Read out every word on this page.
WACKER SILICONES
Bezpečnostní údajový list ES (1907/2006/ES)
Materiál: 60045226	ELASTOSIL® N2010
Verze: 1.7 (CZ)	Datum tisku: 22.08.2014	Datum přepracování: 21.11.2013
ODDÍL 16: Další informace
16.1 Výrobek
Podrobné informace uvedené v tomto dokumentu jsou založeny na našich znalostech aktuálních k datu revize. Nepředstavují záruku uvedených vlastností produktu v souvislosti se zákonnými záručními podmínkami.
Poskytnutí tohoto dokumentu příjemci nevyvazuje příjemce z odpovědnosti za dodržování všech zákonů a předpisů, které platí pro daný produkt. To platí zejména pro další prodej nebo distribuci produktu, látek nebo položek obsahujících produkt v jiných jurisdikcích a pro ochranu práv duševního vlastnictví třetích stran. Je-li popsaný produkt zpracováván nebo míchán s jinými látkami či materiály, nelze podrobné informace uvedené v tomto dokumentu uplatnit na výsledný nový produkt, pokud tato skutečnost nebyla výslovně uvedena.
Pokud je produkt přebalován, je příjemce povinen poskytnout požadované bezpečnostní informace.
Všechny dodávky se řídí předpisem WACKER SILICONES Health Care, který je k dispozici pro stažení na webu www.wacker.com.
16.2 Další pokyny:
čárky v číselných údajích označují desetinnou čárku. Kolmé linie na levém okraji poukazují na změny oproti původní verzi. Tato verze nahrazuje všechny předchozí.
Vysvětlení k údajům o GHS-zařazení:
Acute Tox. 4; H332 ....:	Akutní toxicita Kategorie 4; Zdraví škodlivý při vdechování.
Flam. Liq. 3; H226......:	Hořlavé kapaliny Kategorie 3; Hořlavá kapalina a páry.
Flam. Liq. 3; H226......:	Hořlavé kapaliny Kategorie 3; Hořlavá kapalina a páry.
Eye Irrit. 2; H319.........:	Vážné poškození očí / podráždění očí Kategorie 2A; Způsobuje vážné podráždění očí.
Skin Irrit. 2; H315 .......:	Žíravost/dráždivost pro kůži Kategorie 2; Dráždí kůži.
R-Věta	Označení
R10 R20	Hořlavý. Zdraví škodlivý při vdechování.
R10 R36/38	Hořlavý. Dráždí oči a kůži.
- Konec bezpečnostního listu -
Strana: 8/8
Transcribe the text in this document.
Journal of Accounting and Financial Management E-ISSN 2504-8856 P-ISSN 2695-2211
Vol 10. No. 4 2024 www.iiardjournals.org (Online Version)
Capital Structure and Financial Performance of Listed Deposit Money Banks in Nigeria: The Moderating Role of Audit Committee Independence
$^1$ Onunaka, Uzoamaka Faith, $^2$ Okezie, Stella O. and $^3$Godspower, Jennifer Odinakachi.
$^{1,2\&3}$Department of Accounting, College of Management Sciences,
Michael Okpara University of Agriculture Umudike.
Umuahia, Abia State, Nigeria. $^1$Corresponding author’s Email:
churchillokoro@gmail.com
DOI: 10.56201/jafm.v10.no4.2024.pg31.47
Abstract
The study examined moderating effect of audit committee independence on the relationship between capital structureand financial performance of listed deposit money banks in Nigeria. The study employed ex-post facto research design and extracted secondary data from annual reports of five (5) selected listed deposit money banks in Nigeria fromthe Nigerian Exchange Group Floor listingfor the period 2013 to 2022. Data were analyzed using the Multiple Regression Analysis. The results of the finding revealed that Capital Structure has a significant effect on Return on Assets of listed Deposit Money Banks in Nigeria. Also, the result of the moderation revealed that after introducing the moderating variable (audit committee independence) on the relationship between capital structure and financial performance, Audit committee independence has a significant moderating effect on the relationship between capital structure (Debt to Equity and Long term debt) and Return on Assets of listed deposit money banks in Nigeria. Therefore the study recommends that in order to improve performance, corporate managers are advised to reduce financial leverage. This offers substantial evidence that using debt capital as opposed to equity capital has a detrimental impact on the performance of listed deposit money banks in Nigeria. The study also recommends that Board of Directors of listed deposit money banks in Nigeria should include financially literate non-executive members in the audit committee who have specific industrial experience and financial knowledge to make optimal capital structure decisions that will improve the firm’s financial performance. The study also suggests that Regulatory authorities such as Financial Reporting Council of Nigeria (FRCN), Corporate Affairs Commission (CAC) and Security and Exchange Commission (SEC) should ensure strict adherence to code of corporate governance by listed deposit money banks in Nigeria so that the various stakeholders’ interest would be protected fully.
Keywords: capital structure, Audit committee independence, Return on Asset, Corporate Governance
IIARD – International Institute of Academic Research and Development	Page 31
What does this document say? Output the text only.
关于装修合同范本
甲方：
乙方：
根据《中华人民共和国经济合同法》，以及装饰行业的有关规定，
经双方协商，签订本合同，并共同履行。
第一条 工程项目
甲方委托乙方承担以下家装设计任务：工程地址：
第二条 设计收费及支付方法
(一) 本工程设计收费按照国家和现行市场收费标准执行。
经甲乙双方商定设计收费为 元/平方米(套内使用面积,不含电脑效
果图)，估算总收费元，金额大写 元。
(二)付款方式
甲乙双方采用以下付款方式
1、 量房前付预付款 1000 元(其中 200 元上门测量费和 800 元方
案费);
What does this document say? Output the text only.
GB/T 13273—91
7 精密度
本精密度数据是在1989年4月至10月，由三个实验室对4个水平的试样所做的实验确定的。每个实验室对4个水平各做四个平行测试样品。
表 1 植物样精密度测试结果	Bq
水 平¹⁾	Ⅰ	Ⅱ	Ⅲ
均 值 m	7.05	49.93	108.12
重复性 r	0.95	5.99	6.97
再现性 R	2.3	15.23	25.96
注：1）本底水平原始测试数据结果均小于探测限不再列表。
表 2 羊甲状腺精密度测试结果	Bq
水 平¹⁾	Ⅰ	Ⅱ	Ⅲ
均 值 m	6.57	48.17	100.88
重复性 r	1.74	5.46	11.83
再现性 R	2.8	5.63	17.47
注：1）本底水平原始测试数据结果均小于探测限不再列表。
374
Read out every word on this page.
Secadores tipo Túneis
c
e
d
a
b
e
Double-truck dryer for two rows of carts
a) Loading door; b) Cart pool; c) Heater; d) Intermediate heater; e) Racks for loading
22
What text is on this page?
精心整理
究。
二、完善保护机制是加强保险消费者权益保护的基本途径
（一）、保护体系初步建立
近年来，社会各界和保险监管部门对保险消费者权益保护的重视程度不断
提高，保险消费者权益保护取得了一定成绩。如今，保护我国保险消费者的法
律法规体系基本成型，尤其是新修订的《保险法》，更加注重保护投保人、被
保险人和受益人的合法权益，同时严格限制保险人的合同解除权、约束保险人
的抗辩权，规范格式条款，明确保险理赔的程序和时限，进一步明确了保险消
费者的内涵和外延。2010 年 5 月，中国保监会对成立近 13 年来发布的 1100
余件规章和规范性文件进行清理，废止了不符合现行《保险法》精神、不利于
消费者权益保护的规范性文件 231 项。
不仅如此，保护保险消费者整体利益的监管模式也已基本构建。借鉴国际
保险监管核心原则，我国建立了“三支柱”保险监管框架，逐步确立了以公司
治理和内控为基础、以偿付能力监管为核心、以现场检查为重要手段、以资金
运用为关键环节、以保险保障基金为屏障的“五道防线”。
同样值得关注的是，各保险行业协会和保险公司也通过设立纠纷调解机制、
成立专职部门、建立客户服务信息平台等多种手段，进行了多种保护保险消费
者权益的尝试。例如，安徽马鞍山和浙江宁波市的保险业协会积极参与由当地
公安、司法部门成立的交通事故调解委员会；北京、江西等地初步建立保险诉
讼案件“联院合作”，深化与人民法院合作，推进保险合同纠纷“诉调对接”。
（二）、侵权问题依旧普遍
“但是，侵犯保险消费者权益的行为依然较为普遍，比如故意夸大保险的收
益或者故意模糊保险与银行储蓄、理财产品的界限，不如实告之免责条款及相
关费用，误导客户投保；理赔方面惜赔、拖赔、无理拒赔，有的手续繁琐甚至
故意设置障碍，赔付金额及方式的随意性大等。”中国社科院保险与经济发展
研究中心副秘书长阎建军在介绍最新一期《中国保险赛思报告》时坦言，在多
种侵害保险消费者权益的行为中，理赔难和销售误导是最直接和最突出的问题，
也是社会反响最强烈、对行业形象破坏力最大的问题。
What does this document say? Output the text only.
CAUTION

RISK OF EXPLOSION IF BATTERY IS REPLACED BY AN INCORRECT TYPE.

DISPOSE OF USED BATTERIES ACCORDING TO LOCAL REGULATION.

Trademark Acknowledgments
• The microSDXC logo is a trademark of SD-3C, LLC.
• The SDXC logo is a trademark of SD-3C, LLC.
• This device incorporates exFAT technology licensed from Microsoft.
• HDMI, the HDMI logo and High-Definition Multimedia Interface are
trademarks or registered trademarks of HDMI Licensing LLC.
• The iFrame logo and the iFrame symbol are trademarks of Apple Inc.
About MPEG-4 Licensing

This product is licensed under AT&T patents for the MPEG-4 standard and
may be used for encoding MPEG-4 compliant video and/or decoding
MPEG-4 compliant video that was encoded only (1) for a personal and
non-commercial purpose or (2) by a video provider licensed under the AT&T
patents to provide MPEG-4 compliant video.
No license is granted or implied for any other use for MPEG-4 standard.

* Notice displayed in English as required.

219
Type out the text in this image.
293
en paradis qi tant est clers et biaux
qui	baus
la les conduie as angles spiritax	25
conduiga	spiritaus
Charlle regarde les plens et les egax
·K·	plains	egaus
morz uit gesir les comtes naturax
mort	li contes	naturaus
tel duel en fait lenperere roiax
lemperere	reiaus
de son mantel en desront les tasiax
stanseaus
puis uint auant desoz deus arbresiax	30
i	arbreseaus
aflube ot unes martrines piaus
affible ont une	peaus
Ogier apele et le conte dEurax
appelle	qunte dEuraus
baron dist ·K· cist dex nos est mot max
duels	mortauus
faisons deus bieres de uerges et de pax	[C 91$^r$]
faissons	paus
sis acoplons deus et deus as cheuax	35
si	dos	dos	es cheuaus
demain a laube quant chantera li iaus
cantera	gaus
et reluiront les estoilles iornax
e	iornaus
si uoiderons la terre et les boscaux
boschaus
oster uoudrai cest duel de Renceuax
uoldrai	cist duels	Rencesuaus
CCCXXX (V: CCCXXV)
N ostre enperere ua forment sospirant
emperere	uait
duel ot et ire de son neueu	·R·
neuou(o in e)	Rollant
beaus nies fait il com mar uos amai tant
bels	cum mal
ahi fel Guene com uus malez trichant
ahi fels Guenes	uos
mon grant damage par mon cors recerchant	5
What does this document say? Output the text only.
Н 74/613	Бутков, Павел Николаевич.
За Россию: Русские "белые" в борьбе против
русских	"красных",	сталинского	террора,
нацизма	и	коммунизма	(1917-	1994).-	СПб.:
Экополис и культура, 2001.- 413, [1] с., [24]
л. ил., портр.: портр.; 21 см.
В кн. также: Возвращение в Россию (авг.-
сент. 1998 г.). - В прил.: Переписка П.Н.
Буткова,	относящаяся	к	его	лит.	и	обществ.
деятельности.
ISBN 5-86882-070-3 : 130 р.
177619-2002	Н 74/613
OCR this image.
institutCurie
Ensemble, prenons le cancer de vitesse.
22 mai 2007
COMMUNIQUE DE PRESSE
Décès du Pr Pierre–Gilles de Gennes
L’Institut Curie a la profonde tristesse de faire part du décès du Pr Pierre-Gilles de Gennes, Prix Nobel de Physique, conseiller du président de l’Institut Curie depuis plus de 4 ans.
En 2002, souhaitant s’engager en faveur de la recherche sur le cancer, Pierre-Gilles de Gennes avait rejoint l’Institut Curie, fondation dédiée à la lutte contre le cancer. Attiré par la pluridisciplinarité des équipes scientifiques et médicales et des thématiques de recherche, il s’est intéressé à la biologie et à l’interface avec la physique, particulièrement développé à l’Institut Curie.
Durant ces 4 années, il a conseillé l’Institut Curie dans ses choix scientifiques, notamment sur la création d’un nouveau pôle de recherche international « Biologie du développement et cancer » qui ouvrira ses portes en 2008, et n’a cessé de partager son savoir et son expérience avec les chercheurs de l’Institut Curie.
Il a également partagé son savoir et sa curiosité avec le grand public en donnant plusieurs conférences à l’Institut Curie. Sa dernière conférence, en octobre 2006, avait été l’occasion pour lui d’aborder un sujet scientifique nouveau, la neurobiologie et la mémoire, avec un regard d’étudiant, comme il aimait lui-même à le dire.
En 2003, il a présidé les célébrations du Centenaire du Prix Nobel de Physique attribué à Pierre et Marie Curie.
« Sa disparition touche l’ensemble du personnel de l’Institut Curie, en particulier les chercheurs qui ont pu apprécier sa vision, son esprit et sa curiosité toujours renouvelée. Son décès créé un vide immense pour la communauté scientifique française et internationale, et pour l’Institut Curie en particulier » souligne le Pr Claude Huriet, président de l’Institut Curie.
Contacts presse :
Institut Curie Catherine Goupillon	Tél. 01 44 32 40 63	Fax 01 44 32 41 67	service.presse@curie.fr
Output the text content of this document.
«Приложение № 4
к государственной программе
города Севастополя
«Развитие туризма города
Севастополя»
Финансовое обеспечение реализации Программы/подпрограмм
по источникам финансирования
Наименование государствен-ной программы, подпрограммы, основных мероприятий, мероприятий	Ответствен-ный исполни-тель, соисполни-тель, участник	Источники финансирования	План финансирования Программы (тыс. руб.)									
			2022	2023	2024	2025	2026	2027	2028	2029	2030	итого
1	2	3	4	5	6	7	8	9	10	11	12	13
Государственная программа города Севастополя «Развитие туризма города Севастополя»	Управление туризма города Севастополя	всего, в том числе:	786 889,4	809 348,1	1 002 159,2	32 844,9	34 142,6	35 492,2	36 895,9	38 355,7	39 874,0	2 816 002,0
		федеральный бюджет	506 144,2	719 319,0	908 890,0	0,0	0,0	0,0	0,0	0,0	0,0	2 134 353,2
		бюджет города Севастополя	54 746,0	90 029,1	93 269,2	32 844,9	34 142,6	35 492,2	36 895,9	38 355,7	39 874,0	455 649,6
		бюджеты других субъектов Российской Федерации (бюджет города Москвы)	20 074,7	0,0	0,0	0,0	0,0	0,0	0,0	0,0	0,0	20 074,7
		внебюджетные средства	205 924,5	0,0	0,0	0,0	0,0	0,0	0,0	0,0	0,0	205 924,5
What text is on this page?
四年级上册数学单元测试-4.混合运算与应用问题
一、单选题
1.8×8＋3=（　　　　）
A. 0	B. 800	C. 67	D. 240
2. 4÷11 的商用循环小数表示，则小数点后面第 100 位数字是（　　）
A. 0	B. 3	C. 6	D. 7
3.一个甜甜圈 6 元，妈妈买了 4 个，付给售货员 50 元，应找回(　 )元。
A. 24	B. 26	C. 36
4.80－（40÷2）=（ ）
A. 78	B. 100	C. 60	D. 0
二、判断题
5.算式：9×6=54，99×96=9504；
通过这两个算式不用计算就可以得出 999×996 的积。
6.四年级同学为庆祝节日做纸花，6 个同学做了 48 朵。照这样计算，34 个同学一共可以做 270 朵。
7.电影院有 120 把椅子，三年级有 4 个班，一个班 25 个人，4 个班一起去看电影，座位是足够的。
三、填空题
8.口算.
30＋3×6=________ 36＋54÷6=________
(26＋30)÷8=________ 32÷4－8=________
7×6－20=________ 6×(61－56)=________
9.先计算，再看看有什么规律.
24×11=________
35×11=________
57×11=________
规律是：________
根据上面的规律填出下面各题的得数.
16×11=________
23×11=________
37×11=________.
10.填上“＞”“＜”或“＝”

===============

OBJECTIVE: Tally the lines holding the string "chercheurs" and give only the count.

TASK ANSWER: 2